Le problème de Volkswagen a mis en lumière la révolution qui se trame en coulisse de l’industrie auto

 
Un cauchemar à concevoir mais une potentielle poule aux œufs d’or : voici comment nous pourrions définir l’importance des logiciels dans les voitures modernes. Comment le logiciel est-il devenu la pierre angulaire de l’avenir des marques automobiles ? Qui s’en sort le mieux ? Et d’ailleurs, c’est quoi un véhicule défini par logiciel ? Voici ce qu’il faut savoir.
Tesla Model S // Source : Tesla

Autrefois considérées comme de simples machines mécaniques, nos voitures modernes sont en train de devenir de véritables ordinateurs sur roues.

Même si cette évolution peut paraître peu palpable pour les clients, surtout en Europe, cette transformation est bien plus profonde qu’il n’y paraît pour les constructeurs. Les véhicules ne sont plus simplement assemblés dans les usines, ils sont désormais « définis par les logiciels ».

Entrées extraites d’une collection
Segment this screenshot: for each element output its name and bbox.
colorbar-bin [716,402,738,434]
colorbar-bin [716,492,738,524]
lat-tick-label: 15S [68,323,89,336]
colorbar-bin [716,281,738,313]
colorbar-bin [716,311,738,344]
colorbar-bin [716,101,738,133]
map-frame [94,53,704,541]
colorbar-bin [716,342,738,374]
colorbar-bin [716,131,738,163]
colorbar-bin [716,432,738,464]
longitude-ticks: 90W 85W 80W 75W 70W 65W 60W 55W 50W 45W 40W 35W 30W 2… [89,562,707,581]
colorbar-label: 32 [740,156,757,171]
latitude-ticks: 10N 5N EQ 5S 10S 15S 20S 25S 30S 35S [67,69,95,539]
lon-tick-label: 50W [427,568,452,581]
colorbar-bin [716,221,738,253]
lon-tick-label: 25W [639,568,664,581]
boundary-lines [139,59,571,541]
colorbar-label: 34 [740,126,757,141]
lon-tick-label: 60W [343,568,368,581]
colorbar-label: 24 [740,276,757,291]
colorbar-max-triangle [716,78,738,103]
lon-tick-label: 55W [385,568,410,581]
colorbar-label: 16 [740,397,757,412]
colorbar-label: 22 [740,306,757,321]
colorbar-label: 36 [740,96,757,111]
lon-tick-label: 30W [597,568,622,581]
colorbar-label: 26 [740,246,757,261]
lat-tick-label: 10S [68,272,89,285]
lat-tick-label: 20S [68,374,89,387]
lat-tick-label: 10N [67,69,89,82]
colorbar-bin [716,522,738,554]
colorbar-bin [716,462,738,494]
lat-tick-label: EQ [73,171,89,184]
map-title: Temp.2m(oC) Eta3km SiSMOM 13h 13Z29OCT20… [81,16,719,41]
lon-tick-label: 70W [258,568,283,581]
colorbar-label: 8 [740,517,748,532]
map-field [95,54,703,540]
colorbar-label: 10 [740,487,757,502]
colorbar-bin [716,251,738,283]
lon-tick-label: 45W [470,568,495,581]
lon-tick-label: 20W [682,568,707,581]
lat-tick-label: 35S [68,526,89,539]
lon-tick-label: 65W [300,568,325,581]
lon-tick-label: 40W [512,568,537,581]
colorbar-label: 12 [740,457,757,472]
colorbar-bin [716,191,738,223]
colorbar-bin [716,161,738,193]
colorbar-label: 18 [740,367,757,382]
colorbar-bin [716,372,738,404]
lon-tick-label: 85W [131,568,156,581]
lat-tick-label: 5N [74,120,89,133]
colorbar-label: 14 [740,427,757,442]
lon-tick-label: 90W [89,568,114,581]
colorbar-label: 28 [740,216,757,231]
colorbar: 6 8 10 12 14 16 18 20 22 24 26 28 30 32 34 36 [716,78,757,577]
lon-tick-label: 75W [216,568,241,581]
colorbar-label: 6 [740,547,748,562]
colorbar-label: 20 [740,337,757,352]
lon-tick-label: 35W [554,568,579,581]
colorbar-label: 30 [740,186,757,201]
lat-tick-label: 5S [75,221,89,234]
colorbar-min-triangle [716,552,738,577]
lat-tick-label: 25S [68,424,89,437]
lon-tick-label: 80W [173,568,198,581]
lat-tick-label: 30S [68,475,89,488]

> Exercices à réaliser
**a.** Répondez aux questions suivantes d’après le texte sur les véhicules définis par logiciel :
(i) D’après le titre, le problème de quel constructeur a mis en lumière la révolution en cours dans l’industrie auto ?
(ii) Que deviennent nos voitures modernes, selon le texte ?
(iii) Dans quelle région l’évolution peut-elle paraître surtout peu palpable pour les clients ?
**b.** Relevez chaque ligne des enregistrements qui contient la chaîne 'ticks'.

> Résultats attendus
**a.**
(i) Volkswagen.
(ii) De véritables ordinateurs sur roues.
(iii) En Europe.

**b.**
longitude-ticks: 90W 85W 80W 75W 70W 65W 60W 55W 50W 45W 40W 35W 30W 2… [89,562,707,581]
latitude-ticks: 10N 5N EQ 5S 10S 15S 20S 25S 30S 35S [67,69,95,539]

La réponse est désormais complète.